SUPPLIED RECORDS:
※
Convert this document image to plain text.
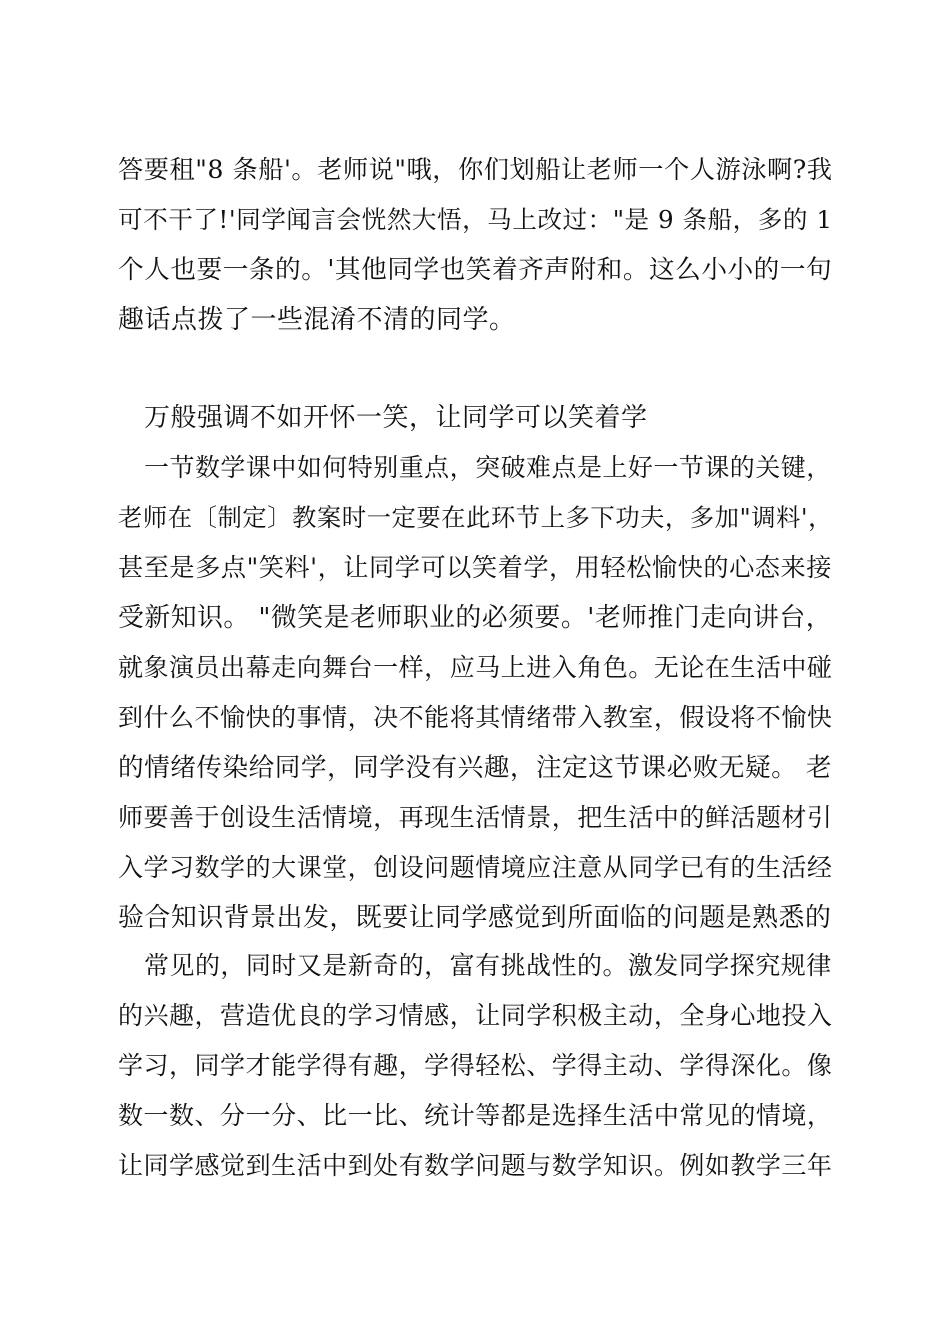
答要租"8 条船'。老师说"哦，你们划船让老师一个人游泳啊?我
可不干了!'同学闻言会恍然大悟，马上改过："是 9 条船，多的 1
个人也要一条的。'其他同学也笑着齐声附和。这么小小的一句
趣话点拨了一些混淆不清的同学。
万般强调不如开怀一笑，让同学可以笑着学
一节数学课中如何特别重点，突破难点是上好一节课的关键，
老师在〔制定〕教案时一定要在此环节上多下功夫，多加"调料'，
甚至是多点"笑料'，让同学可以笑着学，用轻松愉快的心态来接
受新知识。 "微笑是老师职业的必须要。'老师推门走向讲台，
就象演员出幕走向舞台一样，应马上进入角色。无论在生活中碰
到什么不愉快的事情，决不能将其情绪带入教室，假设将不愉快
的情绪传染给同学，同学没有兴趣，注定这节课必败无疑。 老
师要善于创设生活情境，再现生活情景，把生活中的鲜活题材引
入学习数学的大课堂，创设问题情境应注意从同学已有的生活经
验合知识背景出发，既要让同学感觉到所面临的问题是熟悉的
常见的，同时又是新奇的，富有挑战性的。激发同学探究规律
的兴趣，营造优良的学习情感，让同学积极主动，全身心地投入
学习，同学才能学得有趣，学得轻松、学得主动、学得深化。像
数一数、分一分、比一比、统计等都是选择生活中常见的情境，
让同学感觉到生活中到处有数学问题与数学知识。例如教学三年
※
DIRECTIVE: Quote every line of the records above exactly; no picture is to be copied.

ANSWER TO THIS PROBLEM:
Convert this document image to plain text.
答要租"8 条船'。老师说"哦，你们划船让老师一个人游泳啊?我
可不干了!'同学闻言会恍然大悟，马上改过："是 9 条船，多的 1
个人也要一条的。'其他同学也笑着齐声附和。这么小小的一句
趣话点拨了一些混淆不清的同学。
万般强调不如开怀一笑，让同学可以笑着学
一节数学课中如何特别重点，突破难点是上好一节课的关键，
老师在〔制定〕教案时一定要在此环节上多下功夫，多加"调料'，
甚至是多点"笑料'，让同学可以笑着学，用轻松愉快的心态来接
受新知识。 "微笑是老师职业的必须要。'老师推门走向讲台，
就象演员出幕走向舞台一样，应马上进入角色。无论在生活中碰
到什么不愉快的事情，决不能将其情绪带入教室，假设将不愉快
的情绪传染给同学，同学没有兴趣，注定这节课必败无疑。 老
师要善于创设生活情境，再现生活情景，把生活中的鲜活题材引
入学习数学的大课堂，创设问题情境应注意从同学已有的生活经
验合知识背景出发，既要让同学感觉到所面临的问题是熟悉的
常见的，同时又是新奇的，富有挑战性的。激发同学探究规律
的兴趣，营造优良的学习情感，让同学积极主动，全身心地投入
学习，同学才能学得有趣，学得轻松、学得主动、学得深化。像
数一数、分一分、比一比、统计等都是选择生活中常见的情境，
让同学感觉到生活中到处有数学问题与数学知识。例如教学三年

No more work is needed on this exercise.